▶ **Task to carry out**
Repeat the records below with "interactable" swapped for "clickable" wherever it occurs, keeping every other line unchanged and omitting the pictures.
------------------------------
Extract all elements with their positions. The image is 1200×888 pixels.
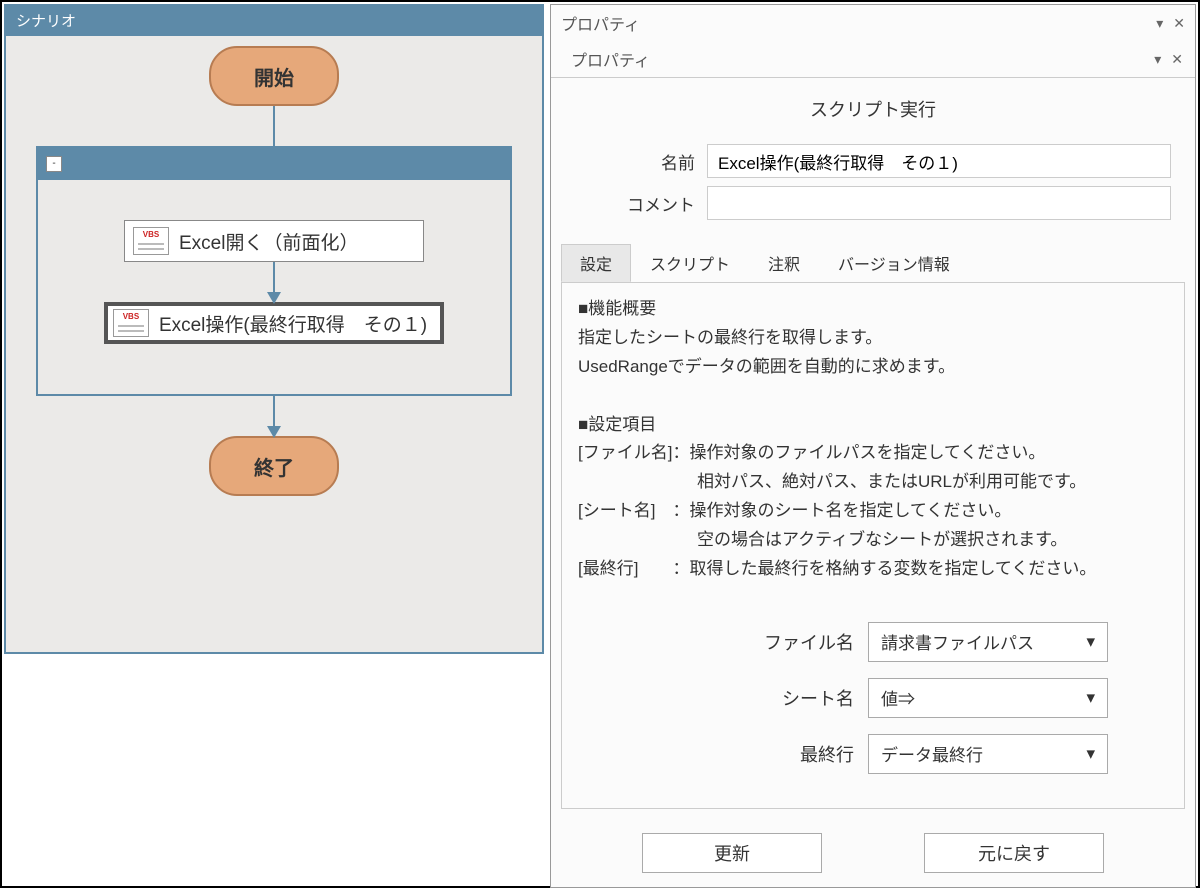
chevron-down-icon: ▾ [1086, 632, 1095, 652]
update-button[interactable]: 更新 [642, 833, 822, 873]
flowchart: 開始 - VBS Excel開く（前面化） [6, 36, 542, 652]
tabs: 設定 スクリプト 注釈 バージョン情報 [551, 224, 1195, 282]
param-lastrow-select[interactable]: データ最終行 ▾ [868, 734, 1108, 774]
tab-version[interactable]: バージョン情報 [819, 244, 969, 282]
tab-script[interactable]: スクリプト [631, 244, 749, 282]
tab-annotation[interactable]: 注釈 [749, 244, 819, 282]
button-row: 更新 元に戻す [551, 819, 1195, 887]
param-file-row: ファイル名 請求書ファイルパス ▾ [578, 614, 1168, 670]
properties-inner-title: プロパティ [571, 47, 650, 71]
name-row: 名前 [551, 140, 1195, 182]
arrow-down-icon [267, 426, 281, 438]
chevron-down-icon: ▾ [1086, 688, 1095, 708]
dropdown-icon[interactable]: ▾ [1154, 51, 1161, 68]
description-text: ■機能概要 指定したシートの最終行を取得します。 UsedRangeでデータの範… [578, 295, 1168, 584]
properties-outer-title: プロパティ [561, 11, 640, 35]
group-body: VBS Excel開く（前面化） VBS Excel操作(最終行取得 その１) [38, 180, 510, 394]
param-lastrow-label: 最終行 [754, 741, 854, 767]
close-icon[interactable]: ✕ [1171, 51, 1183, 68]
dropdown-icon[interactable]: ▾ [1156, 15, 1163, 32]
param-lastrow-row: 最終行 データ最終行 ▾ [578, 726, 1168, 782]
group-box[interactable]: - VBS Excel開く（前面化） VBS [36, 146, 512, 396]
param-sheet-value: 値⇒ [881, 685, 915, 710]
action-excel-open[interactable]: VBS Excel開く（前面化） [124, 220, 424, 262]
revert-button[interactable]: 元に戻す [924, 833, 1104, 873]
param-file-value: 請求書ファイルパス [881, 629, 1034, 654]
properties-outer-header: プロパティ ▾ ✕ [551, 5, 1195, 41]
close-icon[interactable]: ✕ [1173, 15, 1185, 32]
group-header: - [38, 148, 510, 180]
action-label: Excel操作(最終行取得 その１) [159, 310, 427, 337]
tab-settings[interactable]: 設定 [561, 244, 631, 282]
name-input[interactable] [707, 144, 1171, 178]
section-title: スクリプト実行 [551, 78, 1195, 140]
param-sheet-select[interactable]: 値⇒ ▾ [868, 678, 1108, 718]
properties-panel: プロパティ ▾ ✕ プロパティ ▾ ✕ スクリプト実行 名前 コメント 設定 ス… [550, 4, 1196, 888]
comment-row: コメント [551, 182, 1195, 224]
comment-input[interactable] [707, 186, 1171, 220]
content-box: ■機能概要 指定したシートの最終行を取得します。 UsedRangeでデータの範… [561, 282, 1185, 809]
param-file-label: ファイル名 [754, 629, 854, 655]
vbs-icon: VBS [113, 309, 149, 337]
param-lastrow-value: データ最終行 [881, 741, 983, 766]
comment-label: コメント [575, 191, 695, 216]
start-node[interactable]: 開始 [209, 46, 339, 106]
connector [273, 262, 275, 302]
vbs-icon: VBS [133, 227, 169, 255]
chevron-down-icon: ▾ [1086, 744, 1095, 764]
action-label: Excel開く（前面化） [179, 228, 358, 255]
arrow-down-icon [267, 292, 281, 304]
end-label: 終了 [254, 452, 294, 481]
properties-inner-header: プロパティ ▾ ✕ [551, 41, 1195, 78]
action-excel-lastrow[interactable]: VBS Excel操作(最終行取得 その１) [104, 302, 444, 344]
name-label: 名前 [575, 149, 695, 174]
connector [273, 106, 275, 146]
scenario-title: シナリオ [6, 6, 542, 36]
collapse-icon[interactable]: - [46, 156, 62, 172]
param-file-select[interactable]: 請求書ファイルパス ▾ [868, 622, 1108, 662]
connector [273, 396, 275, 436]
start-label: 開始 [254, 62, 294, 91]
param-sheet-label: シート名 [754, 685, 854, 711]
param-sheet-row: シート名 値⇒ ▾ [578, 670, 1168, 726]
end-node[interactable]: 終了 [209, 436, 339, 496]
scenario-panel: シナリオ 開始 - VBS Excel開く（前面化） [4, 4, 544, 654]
------------------------------
▶ **Solution to the problem**
Extract all elements with their positions. The image is 1200×888 pixels.
chevron-down-icon: ▾ [1086, 632, 1095, 652]
update-button[clickable]: 更新 [642, 833, 822, 873]
flowchart: 開始 - VBS Excel開く（前面化） [6, 36, 542, 652]
tabs: 設定 スクリプト 注釈 バージョン情報 [551, 224, 1195, 282]
param-lastrow-select[clickable]: データ最終行 ▾ [868, 734, 1108, 774]
tab-version[clickable]: バージョン情報 [819, 244, 969, 282]
tab-script[clickable]: スクリプト [631, 244, 749, 282]
tab-annotation[clickable]: 注釈 [749, 244, 819, 282]
button-row: 更新 元に戻す [551, 819, 1195, 887]
param-file-row: ファイル名 請求書ファイルパス ▾ [578, 614, 1168, 670]
properties-inner-title: プロパティ [571, 47, 650, 71]
name-row: 名前 [551, 140, 1195, 182]
arrow-down-icon [267, 426, 281, 438]
chevron-down-icon: ▾ [1086, 688, 1095, 708]
dropdown-icon[clickable]: ▾ [1154, 51, 1161, 68]
description-text: ■機能概要 指定したシートの最終行を取得します。 UsedRangeでデータの範… [578, 295, 1168, 584]
properties-outer-title: プロパティ [561, 11, 640, 35]
group-body: VBS Excel開く（前面化） VBS Excel操作(最終行取得 その１) [38, 180, 510, 394]
param-lastrow-label: 最終行 [754, 741, 854, 767]
close-icon[clickable]: ✕ [1171, 51, 1183, 68]
dropdown-icon[clickable]: ▾ [1156, 15, 1163, 32]
param-lastrow-row: 最終行 データ最終行 ▾ [578, 726, 1168, 782]
group-box[clickable]: - VBS Excel開く（前面化） VBS [36, 146, 512, 396]
param-sheet-value: 値⇒ [881, 685, 915, 710]
action-excel-open[clickable]: VBS Excel開く（前面化） [124, 220, 424, 262]
revert-button[clickable]: 元に戻す [924, 833, 1104, 873]
param-file-value: 請求書ファイルパス [881, 629, 1034, 654]
properties-outer-header: プロパティ ▾ ✕ [551, 5, 1195, 41]
close-icon[clickable]: ✕ [1173, 15, 1185, 32]
group-header: - [38, 148, 510, 180]
action-label: Excel操作(最終行取得 その１) [159, 310, 427, 337]
tab-settings[clickable]: 設定 [561, 244, 631, 282]
name-input[clickable] [707, 144, 1171, 178]
section-title: スクリプト実行 [551, 78, 1195, 140]
param-sheet-select[clickable]: 値⇒ ▾ [868, 678, 1108, 718]
properties-panel: プロパティ ▾ ✕ プロパティ ▾ ✕ スクリプト実行 名前 コメント 設定 ス… [550, 4, 1196, 888]
comment-row: コメント [551, 182, 1195, 224]
comment-input[clickable] [707, 186, 1171, 220]
content-box: ■機能概要 指定したシートの最終行を取得します。 UsedRangeでデータの範… [561, 282, 1185, 809]
param-file-label: ファイル名 [754, 629, 854, 655]
vbs-icon: VBS [113, 309, 149, 337]
param-lastrow-value: データ最終行 [881, 741, 983, 766]
comment-label: コメント [575, 191, 695, 216]
start-node[clickable]: 開始 [209, 46, 339, 106]
connector [273, 262, 275, 302]
vbs-icon: VBS [133, 227, 169, 255]
chevron-down-icon: ▾ [1086, 744, 1095, 764]
action-label: Excel開く（前面化） [179, 228, 358, 255]
arrow-down-icon [267, 292, 281, 304]
end-label: 終了 [254, 452, 294, 481]
properties-inner-header: プロパティ ▾ ✕ [551, 41, 1195, 78]
action-excel-lastrow[clickable]: VBS Excel操作(最終行取得 その１) [104, 302, 444, 344]
name-label: 名前 [575, 149, 695, 174]
connector [273, 106, 275, 146]
scenario-title: シナリオ [6, 6, 542, 36]
collapse-icon[clickable]: - [46, 156, 62, 172]
param-file-select[clickable]: 請求書ファイルパス ▾ [868, 622, 1108, 662]
connector [273, 396, 275, 436]
start-label: 開始 [254, 62, 294, 91]
param-sheet-label: シート名 [754, 685, 854, 711]
param-sheet-row: シート名 値⇒ ▾ [578, 670, 1168, 726]
end-node[clickable]: 終了 [209, 436, 339, 496]
scenario-panel: シナリオ 開始 - VBS Excel開く（前面化） [4, 4, 544, 654]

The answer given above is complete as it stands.